[Records from a collection]
::::
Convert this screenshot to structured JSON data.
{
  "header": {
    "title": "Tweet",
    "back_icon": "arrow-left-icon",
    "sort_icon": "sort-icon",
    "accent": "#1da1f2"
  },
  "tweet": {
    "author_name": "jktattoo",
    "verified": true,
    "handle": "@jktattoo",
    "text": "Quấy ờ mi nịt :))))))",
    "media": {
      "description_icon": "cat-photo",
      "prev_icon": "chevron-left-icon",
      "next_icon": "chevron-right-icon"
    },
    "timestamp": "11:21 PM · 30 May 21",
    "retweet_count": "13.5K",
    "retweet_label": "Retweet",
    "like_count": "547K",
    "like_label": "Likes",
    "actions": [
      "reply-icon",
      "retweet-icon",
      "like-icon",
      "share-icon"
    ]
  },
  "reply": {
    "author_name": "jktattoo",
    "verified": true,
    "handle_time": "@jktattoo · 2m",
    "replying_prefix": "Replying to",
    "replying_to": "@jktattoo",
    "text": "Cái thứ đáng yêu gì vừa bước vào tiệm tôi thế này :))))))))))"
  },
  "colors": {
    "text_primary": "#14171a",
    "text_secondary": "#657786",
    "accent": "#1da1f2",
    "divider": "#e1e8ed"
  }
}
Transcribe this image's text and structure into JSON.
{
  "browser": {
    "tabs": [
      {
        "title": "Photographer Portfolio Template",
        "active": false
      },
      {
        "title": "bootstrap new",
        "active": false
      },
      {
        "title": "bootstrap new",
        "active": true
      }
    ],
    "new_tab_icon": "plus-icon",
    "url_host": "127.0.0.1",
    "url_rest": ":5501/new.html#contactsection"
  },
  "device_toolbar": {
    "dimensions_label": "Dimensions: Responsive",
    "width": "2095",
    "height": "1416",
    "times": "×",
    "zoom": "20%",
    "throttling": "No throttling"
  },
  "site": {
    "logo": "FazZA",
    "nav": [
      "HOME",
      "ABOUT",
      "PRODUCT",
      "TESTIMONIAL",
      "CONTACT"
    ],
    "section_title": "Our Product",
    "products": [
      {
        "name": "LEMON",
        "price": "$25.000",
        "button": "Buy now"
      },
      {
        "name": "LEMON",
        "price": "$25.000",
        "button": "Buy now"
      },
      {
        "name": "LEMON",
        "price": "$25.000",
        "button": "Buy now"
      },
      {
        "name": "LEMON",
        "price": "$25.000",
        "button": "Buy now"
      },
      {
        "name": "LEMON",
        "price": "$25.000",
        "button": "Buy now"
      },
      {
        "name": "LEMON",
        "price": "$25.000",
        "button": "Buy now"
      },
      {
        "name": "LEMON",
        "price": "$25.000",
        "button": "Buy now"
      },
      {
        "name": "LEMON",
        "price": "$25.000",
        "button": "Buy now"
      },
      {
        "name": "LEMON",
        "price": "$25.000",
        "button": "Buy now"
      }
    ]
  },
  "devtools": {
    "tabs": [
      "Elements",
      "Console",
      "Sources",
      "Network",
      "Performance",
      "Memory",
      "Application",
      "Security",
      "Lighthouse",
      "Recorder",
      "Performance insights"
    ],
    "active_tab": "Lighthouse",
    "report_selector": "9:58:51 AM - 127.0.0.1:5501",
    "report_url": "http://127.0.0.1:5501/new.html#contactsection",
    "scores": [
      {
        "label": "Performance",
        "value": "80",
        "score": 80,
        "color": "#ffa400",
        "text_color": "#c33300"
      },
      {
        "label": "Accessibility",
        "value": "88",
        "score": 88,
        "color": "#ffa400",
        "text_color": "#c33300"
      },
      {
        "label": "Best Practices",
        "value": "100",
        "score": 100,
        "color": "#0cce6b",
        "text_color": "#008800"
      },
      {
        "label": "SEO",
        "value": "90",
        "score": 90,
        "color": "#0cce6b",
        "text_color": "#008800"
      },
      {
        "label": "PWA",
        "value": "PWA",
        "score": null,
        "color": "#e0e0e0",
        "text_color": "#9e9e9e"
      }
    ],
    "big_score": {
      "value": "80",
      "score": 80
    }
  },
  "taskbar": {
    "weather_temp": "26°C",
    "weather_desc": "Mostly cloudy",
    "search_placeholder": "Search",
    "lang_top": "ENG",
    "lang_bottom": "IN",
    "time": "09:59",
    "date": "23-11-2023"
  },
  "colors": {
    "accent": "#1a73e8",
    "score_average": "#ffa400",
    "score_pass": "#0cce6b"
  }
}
::::
Go through the records. Copy each line where "this" appears.

Convert this screenshot to structured JSON data.
Transcribe this image's text and structure into JSON.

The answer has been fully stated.